§ **WHAT THE EXERCISE ASKS**: Every entry here needs to be repeated exactly.

§ **GIVEN ENTRIES**:
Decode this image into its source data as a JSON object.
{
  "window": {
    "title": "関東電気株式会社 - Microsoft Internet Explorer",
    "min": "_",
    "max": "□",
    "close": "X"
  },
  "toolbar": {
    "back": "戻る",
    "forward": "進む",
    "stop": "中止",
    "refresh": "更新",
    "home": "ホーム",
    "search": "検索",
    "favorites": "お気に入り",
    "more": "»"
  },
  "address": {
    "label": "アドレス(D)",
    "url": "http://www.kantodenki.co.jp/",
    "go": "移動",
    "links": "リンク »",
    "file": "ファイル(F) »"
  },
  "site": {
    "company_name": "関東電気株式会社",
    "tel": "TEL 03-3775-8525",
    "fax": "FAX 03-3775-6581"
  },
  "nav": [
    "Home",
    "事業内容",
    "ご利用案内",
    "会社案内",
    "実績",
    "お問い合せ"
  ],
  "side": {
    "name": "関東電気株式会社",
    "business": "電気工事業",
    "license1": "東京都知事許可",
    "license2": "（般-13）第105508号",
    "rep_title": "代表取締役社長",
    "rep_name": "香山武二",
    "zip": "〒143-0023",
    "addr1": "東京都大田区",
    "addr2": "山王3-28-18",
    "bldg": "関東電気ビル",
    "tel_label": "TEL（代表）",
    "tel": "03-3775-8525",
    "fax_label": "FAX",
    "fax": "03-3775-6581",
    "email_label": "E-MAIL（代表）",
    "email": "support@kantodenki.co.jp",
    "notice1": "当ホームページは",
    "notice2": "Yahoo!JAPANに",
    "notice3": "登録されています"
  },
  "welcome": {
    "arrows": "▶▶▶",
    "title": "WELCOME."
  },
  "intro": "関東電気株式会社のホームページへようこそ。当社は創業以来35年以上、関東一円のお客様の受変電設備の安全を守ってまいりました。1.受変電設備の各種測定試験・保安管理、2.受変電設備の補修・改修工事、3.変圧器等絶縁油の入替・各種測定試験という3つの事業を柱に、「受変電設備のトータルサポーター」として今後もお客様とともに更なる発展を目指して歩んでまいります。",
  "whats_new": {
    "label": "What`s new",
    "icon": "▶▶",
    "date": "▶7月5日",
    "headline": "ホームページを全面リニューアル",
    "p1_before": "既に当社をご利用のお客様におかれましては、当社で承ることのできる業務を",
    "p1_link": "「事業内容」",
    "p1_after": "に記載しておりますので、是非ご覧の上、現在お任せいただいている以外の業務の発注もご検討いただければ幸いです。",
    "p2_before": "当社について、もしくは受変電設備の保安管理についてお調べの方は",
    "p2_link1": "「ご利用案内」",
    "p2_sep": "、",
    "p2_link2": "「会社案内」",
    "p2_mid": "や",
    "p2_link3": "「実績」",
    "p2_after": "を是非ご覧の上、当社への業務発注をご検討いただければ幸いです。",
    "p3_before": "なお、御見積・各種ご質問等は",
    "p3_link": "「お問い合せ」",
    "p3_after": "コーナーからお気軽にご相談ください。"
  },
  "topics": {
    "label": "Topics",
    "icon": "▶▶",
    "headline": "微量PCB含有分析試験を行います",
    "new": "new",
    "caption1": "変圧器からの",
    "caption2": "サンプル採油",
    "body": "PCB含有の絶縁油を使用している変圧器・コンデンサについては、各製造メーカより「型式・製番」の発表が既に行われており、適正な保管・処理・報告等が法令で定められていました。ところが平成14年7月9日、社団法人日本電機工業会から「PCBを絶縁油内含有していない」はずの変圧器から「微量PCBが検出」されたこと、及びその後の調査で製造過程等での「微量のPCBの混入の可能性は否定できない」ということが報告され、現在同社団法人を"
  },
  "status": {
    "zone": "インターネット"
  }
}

§ **OUTPUT FOR THIS TASK**:
Decode this image into its source data as a JSON object.
{
  "window": {
    "title": "関東電気株式会社 - Microsoft Internet Explorer",
    "min": "_",
    "max": "□",
    "close": "X"
  },
  "toolbar": {
    "back": "戻る",
    "forward": "進む",
    "stop": "中止",
    "refresh": "更新",
    "home": "ホーム",
    "search": "検索",
    "favorites": "お気に入り",
    "more": "»"
  },
  "address": {
    "label": "アドレス(D)",
    "url": "http://www.kantodenki.co.jp/",
    "go": "移動",
    "links": "リンク »",
    "file": "ファイル(F) »"
  },
  "site": {
    "company_name": "関東電気株式会社",
    "tel": "TEL 03-3775-8525",
    "fax": "FAX 03-3775-6581"
  },
  "nav": [
    "Home",
    "事業内容",
    "ご利用案内",
    "会社案内",
    "実績",
    "お問い合せ"
  ],
  "side": {
    "name": "関東電気株式会社",
    "business": "電気工事業",
    "license1": "東京都知事許可",
    "license2": "（般-13）第105508号",
    "rep_title": "代表取締役社長",
    "rep_name": "香山武二",
    "zip": "〒143-0023",
    "addr1": "東京都大田区",
    "addr2": "山王3-28-18",
    "bldg": "関東電気ビル",
    "tel_label": "TEL（代表）",
    "tel": "03-3775-8525",
    "fax_label": "FAX",
    "fax": "03-3775-6581",
    "email_label": "E-MAIL（代表）",
    "email": "support@kantodenki.co.jp",
    "notice1": "当ホームページは",
    "notice2": "Yahoo!JAPANに",
    "notice3": "登録されています"
  },
  "welcome": {
    "arrows": "▶▶▶",
    "title": "WELCOME."
  },
  "intro": "関東電気株式会社のホームページへようこそ。当社は創業以来35年以上、関東一円のお客様の受変電設備の安全を守ってまいりました。1.受変電設備の各種測定試験・保安管理、2.受変電設備の補修・改修工事、3.変圧器等絶縁油の入替・各種測定試験という3つの事業を柱に、「受変電設備のトータルサポーター」として今後もお客様とともに更なる発展を目指して歩んでまいります。",
  "whats_new": {
    "label": "What`s new",
    "icon": "▶▶",
    "date": "▶7月5日",
    "headline": "ホームページを全面リニューアル",
    "p1_before": "既に当社をご利用のお客様におかれましては、当社で承ることのできる業務を",
    "p1_link": "「事業内容」",
    "p1_after": "に記載しておりますので、是非ご覧の上、現在お任せいただいている以外の業務の発注もご検討いただければ幸いです。",
    "p2_before": "当社について、もしくは受変電設備の保安管理についてお調べの方は",
    "p2_link1": "「ご利用案内」",
    "p2_sep": "、",
    "p2_link2": "「会社案内」",
    "p2_mid": "や",
    "p2_link3": "「実績」",
    "p2_after": "を是非ご覧の上、当社への業務発注をご検討いただければ幸いです。",
    "p3_before": "なお、御見積・各種ご質問等は",
    "p3_link": "「お問い合せ」",
    "p3_after": "コーナーからお気軽にご相談ください。"
  },
  "topics": {
    "label": "Topics",
    "icon": "▶▶",
    "headline": "微量PCB含有分析試験を行います",
    "new": "new",
    "caption1": "変圧器からの",
    "caption2": "サンプル採油",
    "body": "PCB含有の絶縁油を使用している変圧器・コンデンサについては、各製造メーカより「型式・製番」の発表が既に行われており、適正な保管・処理・報告等が法令で定められていました。ところが平成14年7月9日、社団法人日本電機工業会から「PCBを絶縁油内含有していない」はずの変圧器から「微量PCBが検出」されたこと、及びその後の調査で製造過程等での「微量のPCBの混入の可能性は否定できない」ということが報告され、現在同社団法人を"
  },
  "status": {
    "zone": "インターネット"
  }
}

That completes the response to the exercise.